# Task details
Please output the entries below from the line that contains "Give me a plain-text" through the final line, reproduced exactly and alone.
○ ○ ○ ○
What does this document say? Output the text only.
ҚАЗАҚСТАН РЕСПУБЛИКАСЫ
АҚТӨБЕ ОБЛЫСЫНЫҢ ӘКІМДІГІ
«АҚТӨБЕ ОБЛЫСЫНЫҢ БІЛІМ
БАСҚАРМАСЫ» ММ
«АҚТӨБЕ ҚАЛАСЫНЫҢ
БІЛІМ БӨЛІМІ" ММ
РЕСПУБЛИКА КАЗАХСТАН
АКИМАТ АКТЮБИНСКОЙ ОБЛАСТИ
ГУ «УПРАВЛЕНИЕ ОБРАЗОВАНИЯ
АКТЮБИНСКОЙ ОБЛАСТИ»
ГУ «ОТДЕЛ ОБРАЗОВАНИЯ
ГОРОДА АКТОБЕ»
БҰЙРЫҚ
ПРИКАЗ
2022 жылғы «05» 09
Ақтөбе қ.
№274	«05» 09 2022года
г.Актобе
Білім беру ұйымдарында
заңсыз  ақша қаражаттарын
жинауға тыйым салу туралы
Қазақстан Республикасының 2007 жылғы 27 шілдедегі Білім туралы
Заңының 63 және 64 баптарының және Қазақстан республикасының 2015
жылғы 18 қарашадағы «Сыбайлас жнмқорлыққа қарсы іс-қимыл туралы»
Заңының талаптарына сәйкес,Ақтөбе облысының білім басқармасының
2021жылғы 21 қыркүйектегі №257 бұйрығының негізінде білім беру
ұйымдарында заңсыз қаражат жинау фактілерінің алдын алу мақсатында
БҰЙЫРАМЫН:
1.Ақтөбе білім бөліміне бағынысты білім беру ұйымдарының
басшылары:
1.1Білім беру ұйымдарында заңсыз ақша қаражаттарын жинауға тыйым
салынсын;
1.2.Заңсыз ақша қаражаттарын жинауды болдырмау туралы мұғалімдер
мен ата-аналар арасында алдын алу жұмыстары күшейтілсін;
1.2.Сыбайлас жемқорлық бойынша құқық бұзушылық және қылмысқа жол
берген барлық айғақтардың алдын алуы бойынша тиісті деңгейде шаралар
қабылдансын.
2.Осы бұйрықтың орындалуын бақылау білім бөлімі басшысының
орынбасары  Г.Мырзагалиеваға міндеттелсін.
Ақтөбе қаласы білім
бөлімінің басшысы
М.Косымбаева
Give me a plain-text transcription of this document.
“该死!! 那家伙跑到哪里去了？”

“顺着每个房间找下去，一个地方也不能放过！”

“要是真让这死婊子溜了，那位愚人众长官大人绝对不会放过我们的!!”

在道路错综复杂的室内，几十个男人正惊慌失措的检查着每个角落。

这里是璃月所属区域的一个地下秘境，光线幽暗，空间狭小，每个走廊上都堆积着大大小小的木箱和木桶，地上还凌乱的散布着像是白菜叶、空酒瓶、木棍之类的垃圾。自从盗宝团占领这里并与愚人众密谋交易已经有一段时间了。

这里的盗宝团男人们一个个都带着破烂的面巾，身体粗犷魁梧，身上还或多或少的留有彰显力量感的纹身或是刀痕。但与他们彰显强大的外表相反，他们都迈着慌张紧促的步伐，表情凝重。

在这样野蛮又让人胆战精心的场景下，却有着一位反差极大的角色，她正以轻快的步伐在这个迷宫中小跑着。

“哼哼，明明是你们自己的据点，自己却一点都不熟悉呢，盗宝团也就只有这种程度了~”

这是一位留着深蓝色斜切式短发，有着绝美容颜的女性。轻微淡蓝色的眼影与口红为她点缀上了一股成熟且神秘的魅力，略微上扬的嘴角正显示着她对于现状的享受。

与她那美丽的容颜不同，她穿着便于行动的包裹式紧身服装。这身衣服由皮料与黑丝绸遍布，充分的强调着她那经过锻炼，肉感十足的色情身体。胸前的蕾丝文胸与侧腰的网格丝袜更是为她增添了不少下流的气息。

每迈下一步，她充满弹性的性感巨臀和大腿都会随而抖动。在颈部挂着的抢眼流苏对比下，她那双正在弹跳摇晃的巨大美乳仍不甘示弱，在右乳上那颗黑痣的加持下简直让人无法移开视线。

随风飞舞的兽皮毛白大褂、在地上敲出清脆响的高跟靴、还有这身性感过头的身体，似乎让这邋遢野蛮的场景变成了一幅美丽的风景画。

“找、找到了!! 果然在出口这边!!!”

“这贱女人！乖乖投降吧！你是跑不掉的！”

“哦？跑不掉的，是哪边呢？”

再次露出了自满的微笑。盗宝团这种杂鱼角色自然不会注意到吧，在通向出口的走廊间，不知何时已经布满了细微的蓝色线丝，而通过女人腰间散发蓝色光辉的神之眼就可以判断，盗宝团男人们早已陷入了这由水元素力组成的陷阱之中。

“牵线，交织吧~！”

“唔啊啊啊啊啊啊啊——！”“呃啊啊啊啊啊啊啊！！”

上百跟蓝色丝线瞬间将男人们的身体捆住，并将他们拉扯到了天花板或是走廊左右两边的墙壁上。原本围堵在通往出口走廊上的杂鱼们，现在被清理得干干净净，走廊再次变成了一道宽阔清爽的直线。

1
○ ○ ○ ○
# Exercise response
Give me a plain-text transcription of this document.
“该死!! 那家伙跑到哪里去了？”

“顺着每个房间找下去，一个地方也不能放过！”

“要是真让这死婊子溜了，那位愚人众长官大人绝对不会放过我们的!!”

在道路错综复杂的室内，几十个男人正惊慌失措的检查着每个角落。

这里是璃月所属区域的一个地下秘境，光线幽暗，空间狭小，每个走廊上都堆积着大大小小的木箱和木桶，地上还凌乱的散布着像是白菜叶、空酒瓶、木棍之类的垃圾。自从盗宝团占领这里并与愚人众密谋交易已经有一段时间了。

这里的盗宝团男人们一个个都带着破烂的面巾，身体粗犷魁梧，身上还或多或少的留有彰显力量感的纹身或是刀痕。但与他们彰显强大的外表相反，他们都迈着慌张紧促的步伐，表情凝重。

在这样野蛮又让人胆战精心的场景下，却有着一位反差极大的角色，她正以轻快的步伐在这个迷宫中小跑着。

“哼哼，明明是你们自己的据点，自己却一点都不熟悉呢，盗宝团也就只有这种程度了~”

这是一位留着深蓝色斜切式短发，有着绝美容颜的女性。轻微淡蓝色的眼影与口红为她点缀上了一股成熟且神秘的魅力，略微上扬的嘴角正显示着她对于现状的享受。

与她那美丽的容颜不同，她穿着便于行动的包裹式紧身服装。这身衣服由皮料与黑丝绸遍布，充分的强调着她那经过锻炼，肉感十足的色情身体。胸前的蕾丝文胸与侧腰的网格丝袜更是为她增添了不少下流的气息。

每迈下一步，她充满弹性的性感巨臀和大腿都会随而抖动。在颈部挂着的抢眼流苏对比下，她那双正在弹跳摇晃的巨大美乳仍不甘示弱，在右乳上那颗黑痣的加持下简直让人无法移开视线。

随风飞舞的兽皮毛白大褂、在地上敲出清脆响的高跟靴、还有这身性感过头的身体，似乎让这邋遢野蛮的场景变成了一幅美丽的风景画。

“找、找到了!! 果然在出口这边!!!”

“这贱女人！乖乖投降吧！你是跑不掉的！”

“哦？跑不掉的，是哪边呢？”

再次露出了自满的微笑。盗宝团这种杂鱼角色自然不会注意到吧，在通向出口的走廊间，不知何时已经布满了细微的蓝色线丝，而通过女人腰间散发蓝色光辉的神之眼就可以判断，盗宝团男人们早已陷入了这由水元素力组成的陷阱之中。

“牵线，交织吧~！”

“唔啊啊啊啊啊啊啊——！”“呃啊啊啊啊啊啊啊！！”

上百跟蓝色丝线瞬间将男人们的身体捆住，并将他们拉扯到了天花板或是走廊左右两边的墙壁上。原本围堵在通往出口走廊上的杂鱼们，现在被清理得干干净净，走廊再次变成了一道宽阔清爽的直线。

1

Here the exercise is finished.